-- Start --

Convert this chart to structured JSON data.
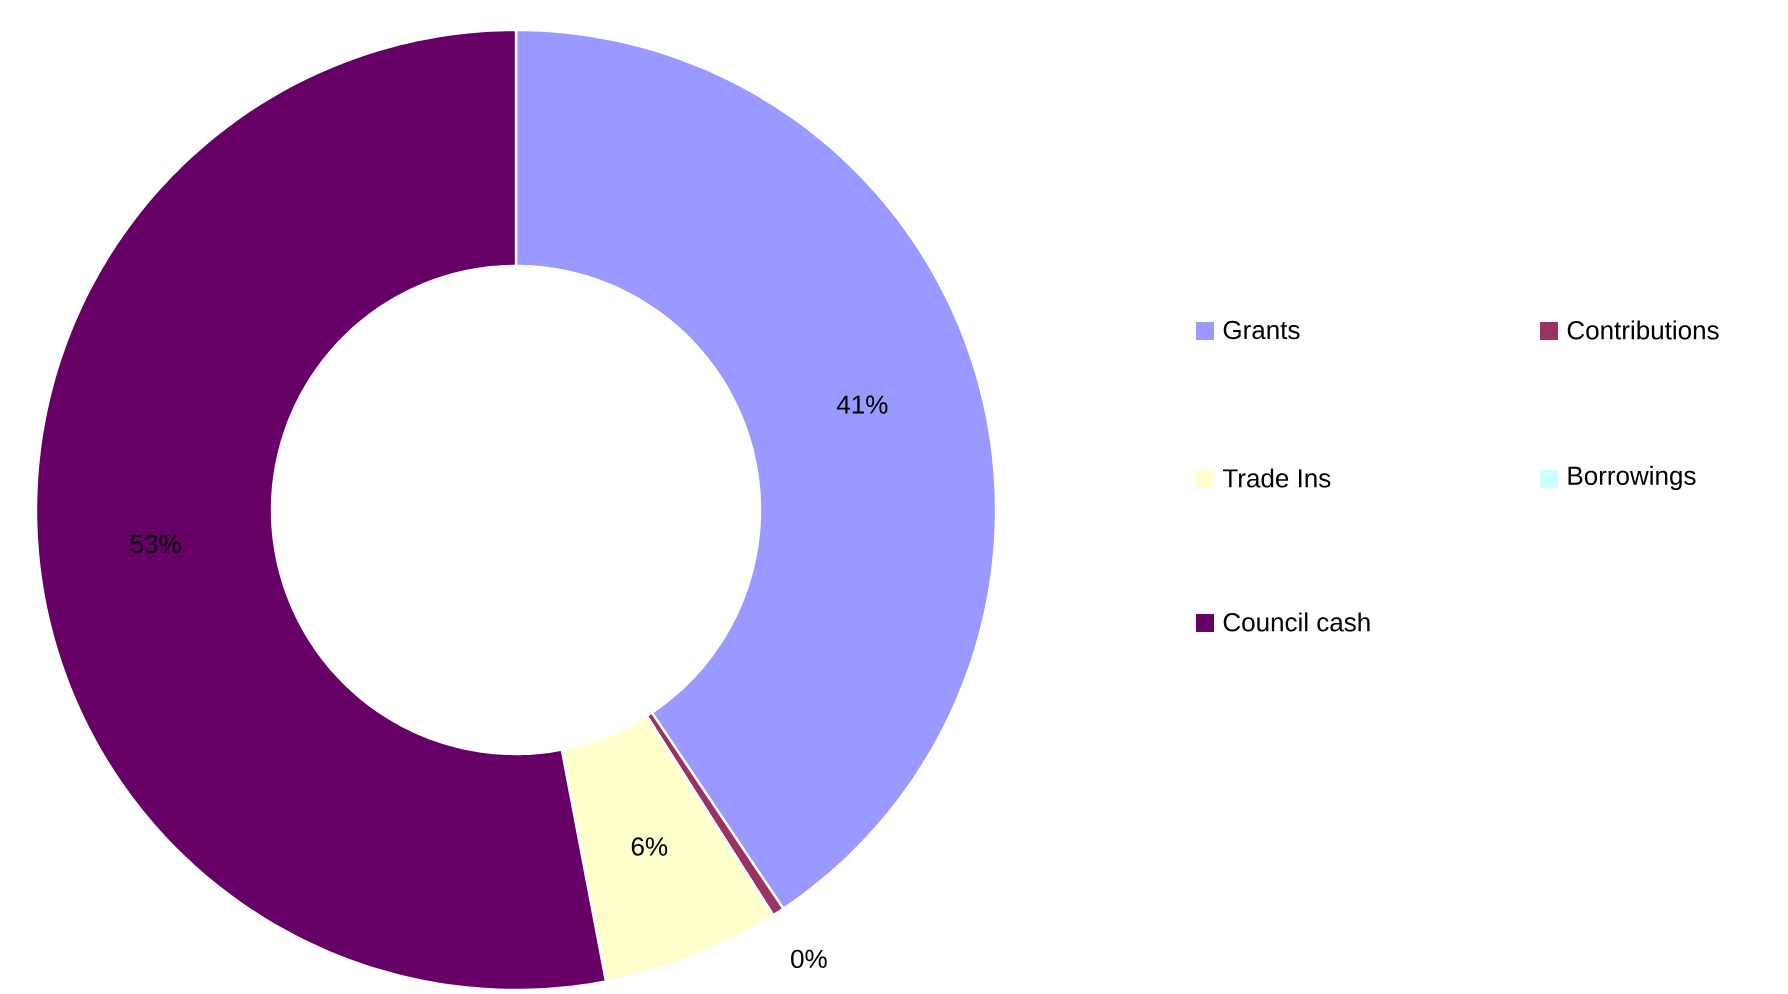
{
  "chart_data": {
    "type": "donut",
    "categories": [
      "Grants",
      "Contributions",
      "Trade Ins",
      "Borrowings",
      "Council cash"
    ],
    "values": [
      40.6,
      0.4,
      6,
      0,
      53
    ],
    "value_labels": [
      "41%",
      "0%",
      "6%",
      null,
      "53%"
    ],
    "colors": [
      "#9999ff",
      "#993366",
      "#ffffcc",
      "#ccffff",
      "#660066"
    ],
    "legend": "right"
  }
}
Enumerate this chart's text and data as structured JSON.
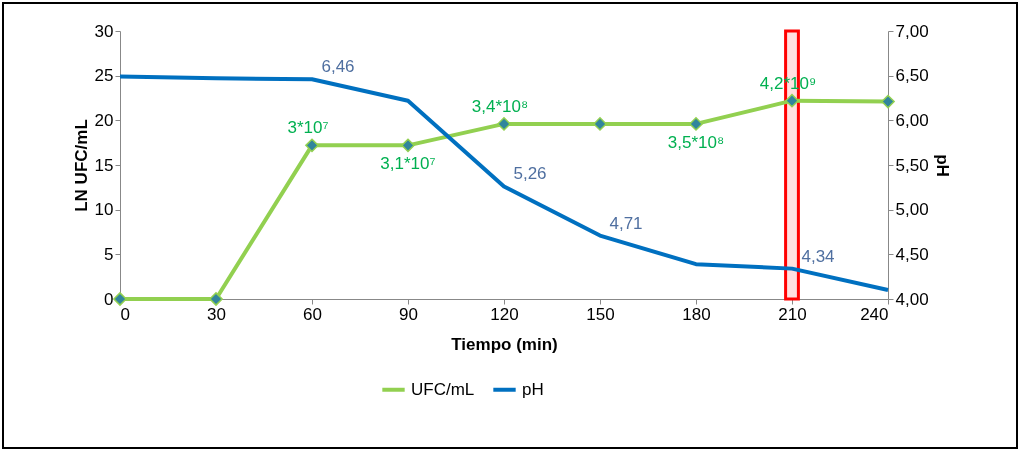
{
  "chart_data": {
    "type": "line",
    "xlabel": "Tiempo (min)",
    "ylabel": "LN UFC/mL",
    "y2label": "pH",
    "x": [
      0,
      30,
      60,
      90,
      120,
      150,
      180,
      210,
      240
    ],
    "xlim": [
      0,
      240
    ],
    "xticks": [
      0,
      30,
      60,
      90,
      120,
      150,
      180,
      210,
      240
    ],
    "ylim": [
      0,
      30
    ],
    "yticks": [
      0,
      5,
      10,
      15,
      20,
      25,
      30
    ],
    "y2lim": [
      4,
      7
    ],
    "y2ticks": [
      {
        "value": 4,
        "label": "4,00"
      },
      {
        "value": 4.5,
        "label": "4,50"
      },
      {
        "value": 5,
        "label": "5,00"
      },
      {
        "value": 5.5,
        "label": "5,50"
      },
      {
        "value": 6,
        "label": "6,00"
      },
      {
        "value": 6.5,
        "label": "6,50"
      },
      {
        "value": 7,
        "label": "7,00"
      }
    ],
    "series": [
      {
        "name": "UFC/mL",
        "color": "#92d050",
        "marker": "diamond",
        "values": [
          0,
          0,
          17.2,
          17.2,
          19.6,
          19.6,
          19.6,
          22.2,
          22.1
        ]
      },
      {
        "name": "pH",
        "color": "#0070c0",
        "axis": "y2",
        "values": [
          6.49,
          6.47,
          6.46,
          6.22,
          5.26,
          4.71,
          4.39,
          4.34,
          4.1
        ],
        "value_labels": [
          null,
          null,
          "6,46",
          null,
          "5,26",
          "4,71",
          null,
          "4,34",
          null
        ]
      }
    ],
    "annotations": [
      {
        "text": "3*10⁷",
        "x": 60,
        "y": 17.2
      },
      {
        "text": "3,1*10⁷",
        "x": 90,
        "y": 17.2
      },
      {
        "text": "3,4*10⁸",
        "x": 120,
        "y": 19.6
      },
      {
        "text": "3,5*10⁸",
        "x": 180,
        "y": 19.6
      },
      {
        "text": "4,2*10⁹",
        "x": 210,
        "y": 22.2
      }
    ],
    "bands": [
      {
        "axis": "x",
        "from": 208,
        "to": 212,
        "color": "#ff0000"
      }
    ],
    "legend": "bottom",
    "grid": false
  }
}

-- End --

Task description
Each entry shown above must be quoted exactly, with its pictures left out.

Exercise output
Convert this chart to structured JSON data.
{
  "chart_data": {
    "type": "donut",
    "categories": [
      "Grants",
      "Contributions",
      "Trade Ins",
      "Borrowings",
      "Council cash"
    ],
    "values": [
      40.6,
      0.4,
      6,
      0,
      53
    ],
    "value_labels": [
      "41%",
      "0%",
      "6%",
      null,
      "53%"
    ],
    "colors": [
      "#9999ff",
      "#993366",
      "#ffffcc",
      "#ccffff",
      "#660066"
    ],
    "legend": "right"
  }
}
Enumerate this chart's text and data as structured JSON.
{
  "chart_data": {
    "type": "line",
    "xlabel": "Tiempo (min)",
    "ylabel": "LN UFC/mL",
    "y2label": "pH",
    "x": [
      0,
      30,
      60,
      90,
      120,
      150,
      180,
      210,
      240
    ],
    "xlim": [
      0,
      240
    ],
    "xticks": [
      0,
      30,
      60,
      90,
      120,
      150,
      180,
      210,
      240
    ],
    "ylim": [
      0,
      30
    ],
    "yticks": [
      0,
      5,
      10,
      15,
      20,
      25,
      30
    ],
    "y2lim": [
      4,
      7
    ],
    "y2ticks": [
      {
        "value": 4,
        "label": "4,00"
      },
      {
        "value": 4.5,
        "label": "4,50"
      },
      {
        "value": 5,
        "label": "5,00"
      },
      {
        "value": 5.5,
        "label": "5,50"
      },
      {
        "value": 6,
        "label": "6,00"
      },
      {
        "value": 6.5,
        "label": "6,50"
      },
      {
        "value": 7,
        "label": "7,00"
      }
    ],
    "series": [
      {
        "name": "UFC/mL",
        "color": "#92d050",
        "marker": "diamond",
        "values": [
          0,
          0,
          17.2,
          17.2,
          19.6,
          19.6,
          19.6,
          22.2,
          22.1
        ]
      },
      {
        "name": "pH",
        "color": "#0070c0",
        "axis": "y2",
        "values": [
          6.49,
          6.47,
          6.46,
          6.22,
          5.26,
          4.71,
          4.39,
          4.34,
          4.1
        ],
        "value_labels": [
          null,
          null,
          "6,46",
          null,
          "5,26",
          "4,71",
          null,
          "4,34",
          null
        ]
      }
    ],
    "annotations": [
      {
        "text": "3*10⁷",
        "x": 60,
        "y": 17.2
      },
      {
        "text": "3,1*10⁷",
        "x": 90,
        "y": 17.2
      },
      {
        "text": "3,4*10⁸",
        "x": 120,
        "y": 19.6
      },
      {
        "text": "3,5*10⁸",
        "x": 180,
        "y": 19.6
      },
      {
        "text": "4,2*10⁹",
        "x": 210,
        "y": 22.2
      }
    ],
    "bands": [
      {
        "axis": "x",
        "from": 208,
        "to": 212,
        "color": "#ff0000"
      }
    ],
    "legend": "bottom",
    "grid": false
  }
}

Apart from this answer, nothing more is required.